AIM OF THE EXERCISE:
Copy every entry exactly.

== RECORDS SUPPLIED

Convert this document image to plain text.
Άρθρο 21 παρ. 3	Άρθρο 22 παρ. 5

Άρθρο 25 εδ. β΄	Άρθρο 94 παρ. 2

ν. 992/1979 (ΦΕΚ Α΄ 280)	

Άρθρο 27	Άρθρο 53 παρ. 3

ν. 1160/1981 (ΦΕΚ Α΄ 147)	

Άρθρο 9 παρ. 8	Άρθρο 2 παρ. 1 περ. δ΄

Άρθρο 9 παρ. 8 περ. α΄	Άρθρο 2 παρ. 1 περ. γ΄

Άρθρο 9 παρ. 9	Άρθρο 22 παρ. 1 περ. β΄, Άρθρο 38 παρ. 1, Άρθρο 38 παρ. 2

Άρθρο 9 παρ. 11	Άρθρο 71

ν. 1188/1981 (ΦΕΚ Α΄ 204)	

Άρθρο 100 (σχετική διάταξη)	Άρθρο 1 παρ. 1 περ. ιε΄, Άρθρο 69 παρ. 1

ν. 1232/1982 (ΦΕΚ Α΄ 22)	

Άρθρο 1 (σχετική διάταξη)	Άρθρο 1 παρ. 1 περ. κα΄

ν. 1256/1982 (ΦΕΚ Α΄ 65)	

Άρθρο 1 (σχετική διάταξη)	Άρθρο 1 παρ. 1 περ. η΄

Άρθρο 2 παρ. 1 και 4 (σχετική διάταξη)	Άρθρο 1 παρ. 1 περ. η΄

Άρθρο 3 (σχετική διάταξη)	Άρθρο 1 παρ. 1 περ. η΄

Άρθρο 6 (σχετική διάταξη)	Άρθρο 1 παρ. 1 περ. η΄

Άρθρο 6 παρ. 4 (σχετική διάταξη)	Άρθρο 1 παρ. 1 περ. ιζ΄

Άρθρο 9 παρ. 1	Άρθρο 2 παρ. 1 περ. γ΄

====

EXERCISE SOLUTION:
Convert this document image to plain text.
Άρθρο 21 παρ. 3	Άρθρο 22 παρ. 5

Άρθρο 25 εδ. β΄	Άρθρο 94 παρ. 2

ν. 992/1979 (ΦΕΚ Α΄ 280)	

Άρθρο 27	Άρθρο 53 παρ. 3

ν. 1160/1981 (ΦΕΚ Α΄ 147)	

Άρθρο 9 παρ. 8	Άρθρο 2 παρ. 1 περ. δ΄

Άρθρο 9 παρ. 8 περ. α΄	Άρθρο 2 παρ. 1 περ. γ΄

Άρθρο 9 παρ. 9	Άρθρο 22 παρ. 1 περ. β΄, Άρθρο 38 παρ. 1, Άρθρο 38 παρ. 2

Άρθρο 9 παρ. 11	Άρθρο 71

ν. 1188/1981 (ΦΕΚ Α΄ 204)	

Άρθρο 100 (σχετική διάταξη)	Άρθρο 1 παρ. 1 περ. ιε΄, Άρθρο 69 παρ. 1

ν. 1232/1982 (ΦΕΚ Α΄ 22)	

Άρθρο 1 (σχετική διάταξη)	Άρθρο 1 παρ. 1 περ. κα΄

ν. 1256/1982 (ΦΕΚ Α΄ 65)	

Άρθρο 1 (σχετική διάταξη)	Άρθρο 1 παρ. 1 περ. η΄

Άρθρο 2 παρ. 1 και 4 (σχετική διάταξη)	Άρθρο 1 παρ. 1 περ. η΄

Άρθρο 3 (σχετική διάταξη)	Άρθρο 1 παρ. 1 περ. η΄

Άρθρο 6 (σχετική διάταξη)	Άρθρο 1 παρ. 1 περ. η΄

Άρθρο 6 παρ. 4 (σχετική διάταξη)	Άρθρο 1 παρ. 1 περ. ιζ΄

Άρθρο 9 παρ. 1	Άρθρο 2 παρ. 1 περ. γ΄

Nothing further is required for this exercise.